[Collected data]
—————
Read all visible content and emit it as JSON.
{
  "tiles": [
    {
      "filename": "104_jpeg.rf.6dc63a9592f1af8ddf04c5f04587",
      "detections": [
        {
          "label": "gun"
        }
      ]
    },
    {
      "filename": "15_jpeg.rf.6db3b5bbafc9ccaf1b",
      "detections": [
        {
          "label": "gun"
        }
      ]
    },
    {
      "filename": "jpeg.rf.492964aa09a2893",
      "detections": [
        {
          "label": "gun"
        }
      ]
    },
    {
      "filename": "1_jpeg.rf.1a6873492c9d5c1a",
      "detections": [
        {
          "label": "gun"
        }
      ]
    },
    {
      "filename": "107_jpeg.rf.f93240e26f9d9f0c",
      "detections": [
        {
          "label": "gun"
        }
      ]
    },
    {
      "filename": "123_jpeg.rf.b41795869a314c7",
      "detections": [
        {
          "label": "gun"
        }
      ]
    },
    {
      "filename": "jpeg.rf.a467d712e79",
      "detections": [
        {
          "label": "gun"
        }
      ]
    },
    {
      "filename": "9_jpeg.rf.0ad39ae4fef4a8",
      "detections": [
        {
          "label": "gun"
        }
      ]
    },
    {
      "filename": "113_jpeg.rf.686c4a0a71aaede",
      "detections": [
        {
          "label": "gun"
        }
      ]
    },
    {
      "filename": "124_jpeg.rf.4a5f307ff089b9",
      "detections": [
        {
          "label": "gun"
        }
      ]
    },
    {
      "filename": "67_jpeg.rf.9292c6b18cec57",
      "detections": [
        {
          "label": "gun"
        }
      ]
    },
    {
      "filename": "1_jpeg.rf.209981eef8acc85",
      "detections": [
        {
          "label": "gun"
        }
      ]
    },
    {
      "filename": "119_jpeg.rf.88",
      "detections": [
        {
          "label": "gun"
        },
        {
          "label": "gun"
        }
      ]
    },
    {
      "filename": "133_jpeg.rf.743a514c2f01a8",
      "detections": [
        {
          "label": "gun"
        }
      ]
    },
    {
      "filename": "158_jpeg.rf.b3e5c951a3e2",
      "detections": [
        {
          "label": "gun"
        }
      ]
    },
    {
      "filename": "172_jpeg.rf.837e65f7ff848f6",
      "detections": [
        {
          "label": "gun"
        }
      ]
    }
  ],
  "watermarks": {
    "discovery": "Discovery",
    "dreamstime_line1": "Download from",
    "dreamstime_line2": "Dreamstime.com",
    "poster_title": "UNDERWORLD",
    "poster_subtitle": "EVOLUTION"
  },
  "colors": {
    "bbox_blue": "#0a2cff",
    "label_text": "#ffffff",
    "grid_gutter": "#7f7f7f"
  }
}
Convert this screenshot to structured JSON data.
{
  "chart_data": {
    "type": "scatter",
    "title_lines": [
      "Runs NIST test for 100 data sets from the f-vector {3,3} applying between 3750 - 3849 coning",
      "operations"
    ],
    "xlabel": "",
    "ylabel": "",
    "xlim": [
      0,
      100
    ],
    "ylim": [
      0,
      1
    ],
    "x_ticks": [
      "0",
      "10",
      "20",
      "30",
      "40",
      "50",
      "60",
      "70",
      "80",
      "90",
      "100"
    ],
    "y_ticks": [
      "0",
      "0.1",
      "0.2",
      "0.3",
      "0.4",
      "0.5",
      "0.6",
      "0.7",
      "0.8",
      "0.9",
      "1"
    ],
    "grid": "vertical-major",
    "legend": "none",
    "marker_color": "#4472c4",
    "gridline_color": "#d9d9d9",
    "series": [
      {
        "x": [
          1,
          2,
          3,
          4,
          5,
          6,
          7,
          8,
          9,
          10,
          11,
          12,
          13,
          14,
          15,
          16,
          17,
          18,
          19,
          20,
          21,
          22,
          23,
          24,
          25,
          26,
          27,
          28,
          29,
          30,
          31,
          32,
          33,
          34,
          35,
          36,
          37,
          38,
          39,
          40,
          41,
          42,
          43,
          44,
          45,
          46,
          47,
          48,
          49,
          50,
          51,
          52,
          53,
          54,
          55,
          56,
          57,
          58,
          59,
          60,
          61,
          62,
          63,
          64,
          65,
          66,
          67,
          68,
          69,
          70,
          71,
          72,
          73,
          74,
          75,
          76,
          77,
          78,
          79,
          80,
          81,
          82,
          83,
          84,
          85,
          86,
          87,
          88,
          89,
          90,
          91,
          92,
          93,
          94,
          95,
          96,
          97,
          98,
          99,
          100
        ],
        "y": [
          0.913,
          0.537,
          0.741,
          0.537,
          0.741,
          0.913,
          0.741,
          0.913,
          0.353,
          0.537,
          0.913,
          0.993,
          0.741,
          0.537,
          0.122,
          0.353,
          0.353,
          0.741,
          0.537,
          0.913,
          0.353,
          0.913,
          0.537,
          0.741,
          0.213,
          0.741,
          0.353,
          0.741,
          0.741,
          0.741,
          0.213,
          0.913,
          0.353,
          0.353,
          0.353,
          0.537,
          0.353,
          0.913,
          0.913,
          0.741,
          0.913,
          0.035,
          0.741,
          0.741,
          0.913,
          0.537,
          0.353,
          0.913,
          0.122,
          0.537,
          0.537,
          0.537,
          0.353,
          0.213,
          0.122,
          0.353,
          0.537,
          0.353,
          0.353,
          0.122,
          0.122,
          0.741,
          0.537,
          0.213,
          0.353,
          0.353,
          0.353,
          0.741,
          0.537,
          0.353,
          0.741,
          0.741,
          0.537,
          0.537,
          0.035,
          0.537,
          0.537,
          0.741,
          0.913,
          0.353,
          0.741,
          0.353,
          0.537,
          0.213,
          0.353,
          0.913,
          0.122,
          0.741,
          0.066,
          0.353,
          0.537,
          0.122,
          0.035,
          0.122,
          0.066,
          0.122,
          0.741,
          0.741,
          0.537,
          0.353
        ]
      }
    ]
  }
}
—————
# WORK REQUIRED
Give the records above again, word for word.

# PROBLEM SOLUTION
Read all visible content and emit it as JSON.
{
  "tiles": [
    {
      "filename": "104_jpeg.rf.6dc63a9592f1af8ddf04c5f04587",
      "detections": [
        {
          "label": "gun"
        }
      ]
    },
    {
      "filename": "15_jpeg.rf.6db3b5bbafc9ccaf1b",
      "detections": [
        {
          "label": "gun"
        }
      ]
    },
    {
      "filename": "jpeg.rf.492964aa09a2893",
      "detections": [
        {
          "label": "gun"
        }
      ]
    },
    {
      "filename": "1_jpeg.rf.1a6873492c9d5c1a",
      "detections": [
        {
          "label": "gun"
        }
      ]
    },
    {
      "filename": "107_jpeg.rf.f93240e26f9d9f0c",
      "detections": [
        {
          "label": "gun"
        }
      ]
    },
    {
      "filename": "123_jpeg.rf.b41795869a314c7",
      "detections": [
        {
          "label": "gun"
        }
      ]
    },
    {
      "filename": "jpeg.rf.a467d712e79",
      "detections": [
        {
          "label": "gun"
        }
      ]
    },
    {
      "filename": "9_jpeg.rf.0ad39ae4fef4a8",
      "detections": [
        {
          "label": "gun"
        }
      ]
    },
    {
      "filename": "113_jpeg.rf.686c4a0a71aaede",
      "detections": [
        {
          "label": "gun"
        }
      ]
    },
    {
      "filename": "124_jpeg.rf.4a5f307ff089b9",
      "detections": [
        {
          "label": "gun"
        }
      ]
    },
    {
      "filename": "67_jpeg.rf.9292c6b18cec57",
      "detections": [
        {
          "label": "gun"
        }
      ]
    },
    {
      "filename": "1_jpeg.rf.209981eef8acc85",
      "detections": [
        {
          "label": "gun"
        }
      ]
    },
    {
      "filename": "119_jpeg.rf.88",
      "detections": [
        {
          "label": "gun"
        },
        {
          "label": "gun"
        }
      ]
    },
    {
      "filename": "133_jpeg.rf.743a514c2f01a8",
      "detections": [
        {
          "label": "gun"
        }
      ]
    },
    {
      "filename": "158_jpeg.rf.b3e5c951a3e2",
      "detections": [
        {
          "label": "gun"
        }
      ]
    },
    {
      "filename": "172_jpeg.rf.837e65f7ff848f6",
      "detections": [
        {
          "label": "gun"
        }
      ]
    }
  ],
  "watermarks": {
    "discovery": "Discovery",
    "dreamstime_line1": "Download from",
    "dreamstime_line2": "Dreamstime.com",
    "poster_title": "UNDERWORLD",
    "poster_subtitle": "EVOLUTION"
  },
  "colors": {
    "bbox_blue": "#0a2cff",
    "label_text": "#ffffff",
    "grid_gutter": "#7f7f7f"
  }
}
Convert this screenshot to structured JSON data.
{
  "chart_data": {
    "type": "scatter",
    "title_lines": [
      "Runs NIST test for 100 data sets from the f-vector {3,3} applying between 3750 - 3849 coning",
      "operations"
    ],
    "xlabel": "",
    "ylabel": "",
    "xlim": [
      0,
      100
    ],
    "ylim": [
      0,
      1
    ],
    "x_ticks": [
      "0",
      "10",
      "20",
      "30",
      "40",
      "50",
      "60",
      "70",
      "80",
      "90",
      "100"
    ],
    "y_ticks": [
      "0",
      "0.1",
      "0.2",
      "0.3",
      "0.4",
      "0.5",
      "0.6",
      "0.7",
      "0.8",
      "0.9",
      "1"
    ],
    "grid": "vertical-major",
    "legend": "none",
    "marker_color": "#4472c4",
    "gridline_color": "#d9d9d9",
    "series": [
      {
        "x": [
          1,
          2,
          3,
          4,
          5,
          6,
          7,
          8,
          9,
          10,
          11,
          12,
          13,
          14,
          15,
          16,
          17,
          18,
          19,
          20,
          21,
          22,
          23,
          24,
          25,
          26,
          27,
          28,
          29,
          30,
          31,
          32,
          33,
          34,
          35,
          36,
          37,
          38,
          39,
          40,
          41,
          42,
          43,
          44,
          45,
          46,
          47,
          48,
          49,
          50,
          51,
          52,
          53,
          54,
          55,
          56,
          57,
          58,
          59,
          60,
          61,
          62,
          63,
          64,
          65,
          66,
          67,
          68,
          69,
          70,
          71,
          72,
          73,
          74,
          75,
          76,
          77,
          78,
          79,
          80,
          81,
          82,
          83,
          84,
          85,
          86,
          87,
          88,
          89,
          90,
          91,
          92,
          93,
          94,
          95,
          96,
          97,
          98,
          99,
          100
        ],
        "y": [
          0.913,
          0.537,
          0.741,
          0.537,
          0.741,
          0.913,
          0.741,
          0.913,
          0.353,
          0.537,
          0.913,
          0.993,
          0.741,
          0.537,
          0.122,
          0.353,
          0.353,
          0.741,
          0.537,
          0.913,
          0.353,
          0.913,
          0.537,
          0.741,
          0.213,
          0.741,
          0.353,
          0.741,
          0.741,
          0.741,
          0.213,
          0.913,
          0.353,
          0.353,
          0.353,
          0.537,
          0.353,
          0.913,
          0.913,
          0.741,
          0.913,
          0.035,
          0.741,
          0.741,
          0.913,
          0.537,
          0.353,
          0.913,
          0.122,
          0.537,
          0.537,
          0.537,
          0.353,
          0.213,
          0.122,
          0.353,
          0.537,
          0.353,
          0.353,
          0.122,
          0.122,
          0.741,
          0.537,
          0.213,
          0.353,
          0.353,
          0.353,
          0.741,
          0.537,
          0.353,
          0.741,
          0.741,
          0.537,
          0.537,
          0.035,
          0.537,
          0.537,
          0.741,
          0.913,
          0.353,
          0.741,
          0.353,
          0.537,
          0.213,
          0.353,
          0.913,
          0.122,
          0.741,
          0.066,
          0.353,
          0.537,
          0.122,
          0.035,
          0.122,
          0.066,
          0.122,
          0.741,
          0.741,
          0.537,
          0.353
        ]
      }
    ]
  }
}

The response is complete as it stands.